### [Problem to work on]
Would you set down every entry shown below, precisely as written?

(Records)

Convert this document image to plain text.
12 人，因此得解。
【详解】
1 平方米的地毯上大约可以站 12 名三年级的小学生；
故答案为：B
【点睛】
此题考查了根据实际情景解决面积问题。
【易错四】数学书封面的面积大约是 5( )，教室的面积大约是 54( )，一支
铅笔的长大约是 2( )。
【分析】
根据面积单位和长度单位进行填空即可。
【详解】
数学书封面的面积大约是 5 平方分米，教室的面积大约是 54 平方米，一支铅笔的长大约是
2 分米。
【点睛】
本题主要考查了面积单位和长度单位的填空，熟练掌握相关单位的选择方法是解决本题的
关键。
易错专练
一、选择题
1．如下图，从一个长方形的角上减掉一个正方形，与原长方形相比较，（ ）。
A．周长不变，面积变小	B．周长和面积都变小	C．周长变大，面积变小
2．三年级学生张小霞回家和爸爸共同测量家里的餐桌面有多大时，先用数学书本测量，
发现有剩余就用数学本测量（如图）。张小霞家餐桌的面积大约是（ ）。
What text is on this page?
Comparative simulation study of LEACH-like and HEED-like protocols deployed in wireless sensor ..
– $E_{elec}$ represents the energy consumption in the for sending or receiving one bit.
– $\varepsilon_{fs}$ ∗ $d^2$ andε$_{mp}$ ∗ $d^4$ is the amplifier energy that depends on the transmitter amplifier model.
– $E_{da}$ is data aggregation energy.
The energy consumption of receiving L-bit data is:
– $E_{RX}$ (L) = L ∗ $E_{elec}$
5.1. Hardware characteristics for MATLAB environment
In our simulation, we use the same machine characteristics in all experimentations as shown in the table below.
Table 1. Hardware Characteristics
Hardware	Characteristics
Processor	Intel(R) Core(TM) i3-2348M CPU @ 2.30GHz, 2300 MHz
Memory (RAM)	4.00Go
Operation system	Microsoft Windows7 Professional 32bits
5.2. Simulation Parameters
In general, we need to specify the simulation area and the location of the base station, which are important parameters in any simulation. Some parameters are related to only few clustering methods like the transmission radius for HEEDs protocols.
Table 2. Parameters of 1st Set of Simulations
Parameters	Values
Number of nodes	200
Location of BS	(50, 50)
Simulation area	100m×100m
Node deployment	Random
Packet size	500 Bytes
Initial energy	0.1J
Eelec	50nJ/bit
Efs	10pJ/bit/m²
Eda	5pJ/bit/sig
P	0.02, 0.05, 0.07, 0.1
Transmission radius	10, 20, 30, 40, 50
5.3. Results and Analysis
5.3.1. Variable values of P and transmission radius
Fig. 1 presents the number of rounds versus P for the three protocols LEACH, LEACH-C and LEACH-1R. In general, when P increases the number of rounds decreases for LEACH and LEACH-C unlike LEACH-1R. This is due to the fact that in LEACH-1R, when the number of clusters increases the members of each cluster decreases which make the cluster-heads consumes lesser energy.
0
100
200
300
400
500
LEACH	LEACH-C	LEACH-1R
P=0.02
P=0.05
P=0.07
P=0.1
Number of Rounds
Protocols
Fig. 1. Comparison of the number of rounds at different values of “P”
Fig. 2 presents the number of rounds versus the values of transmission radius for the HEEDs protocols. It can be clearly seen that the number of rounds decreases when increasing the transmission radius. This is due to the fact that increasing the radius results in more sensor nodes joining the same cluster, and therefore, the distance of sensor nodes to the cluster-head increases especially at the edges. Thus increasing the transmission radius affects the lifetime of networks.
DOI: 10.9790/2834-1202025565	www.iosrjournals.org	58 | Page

### [Answer]
Convert this document image to plain text.
12 人，因此得解。
【详解】
1 平方米的地毯上大约可以站 12 名三年级的小学生；
故答案为：B
【点睛】
此题考查了根据实际情景解决面积问题。
【易错四】数学书封面的面积大约是 5( )，教室的面积大约是 54( )，一支
铅笔的长大约是 2( )。
【分析】
根据面积单位和长度单位进行填空即可。
【详解】
数学书封面的面积大约是 5 平方分米，教室的面积大约是 54 平方米，一支铅笔的长大约是
2 分米。
【点睛】
本题主要考查了面积单位和长度单位的填空，熟练掌握相关单位的选择方法是解决本题的
关键。
易错专练
一、选择题
1．如下图，从一个长方形的角上减掉一个正方形，与原长方形相比较，（ ）。
A．周长不变，面积变小	B．周长和面积都变小	C．周长变大，面积变小
2．三年级学生张小霞回家和爸爸共同测量家里的餐桌面有多大时，先用数学书本测量，
发现有剩余就用数学本测量（如图）。张小霞家餐桌的面积大约是（ ）。
What text is on this page?
Comparative simulation study of LEACH-like and HEED-like protocols deployed in wireless sensor ..
– $E_{elec}$ represents the energy consumption in the for sending or receiving one bit.
– $\varepsilon_{fs}$ ∗ $d^2$ andε$_{mp}$ ∗ $d^4$ is the amplifier energy that depends on the transmitter amplifier model.
– $E_{da}$ is data aggregation energy.
The energy consumption of receiving L-bit data is:
– $E_{RX}$ (L) = L ∗ $E_{elec}$
5.1. Hardware characteristics for MATLAB environment
In our simulation, we use the same machine characteristics in all experimentations as shown in the table below.
Table 1. Hardware Characteristics
Hardware	Characteristics
Processor	Intel(R) Core(TM) i3-2348M CPU @ 2.30GHz, 2300 MHz
Memory (RAM)	4.00Go
Operation system	Microsoft Windows7 Professional 32bits
5.2. Simulation Parameters
In general, we need to specify the simulation area and the location of the base station, which are important parameters in any simulation. Some parameters are related to only few clustering methods like the transmission radius for HEEDs protocols.
Table 2. Parameters of 1st Set of Simulations
Parameters	Values
Number of nodes	200
Location of BS	(50, 50)
Simulation area	100m×100m
Node deployment	Random
Packet size	500 Bytes
Initial energy	0.1J
Eelec	50nJ/bit
Efs	10pJ/bit/m²
Eda	5pJ/bit/sig
P	0.02, 0.05, 0.07, 0.1
Transmission radius	10, 20, 30, 40, 50
5.3. Results and Analysis
5.3.1. Variable values of P and transmission radius
Fig. 1 presents the number of rounds versus P for the three protocols LEACH, LEACH-C and LEACH-1R. In general, when P increases the number of rounds decreases for LEACH and LEACH-C unlike LEACH-1R. This is due to the fact that in LEACH-1R, when the number of clusters increases the members of each cluster decreases which make the cluster-heads consumes lesser energy.
0
100
200
300
400
500
LEACH	LEACH-C	LEACH-1R
P=0.02
P=0.05
P=0.07
P=0.1
Number of Rounds
Protocols
Fig. 1. Comparison of the number of rounds at different values of “P”
Fig. 2 presents the number of rounds versus the values of transmission radius for the HEEDs protocols. It can be clearly seen that the number of rounds decreases when increasing the transmission radius. This is due to the fact that increasing the radius results in more sensor nodes joining the same cluster, and therefore, the distance of sensor nodes to the cluster-head increases especially at the edges. Thus increasing the transmission radius affects the lifetime of networks.
DOI: 10.9790/2834-1202025565	www.iosrjournals.org	58 | Page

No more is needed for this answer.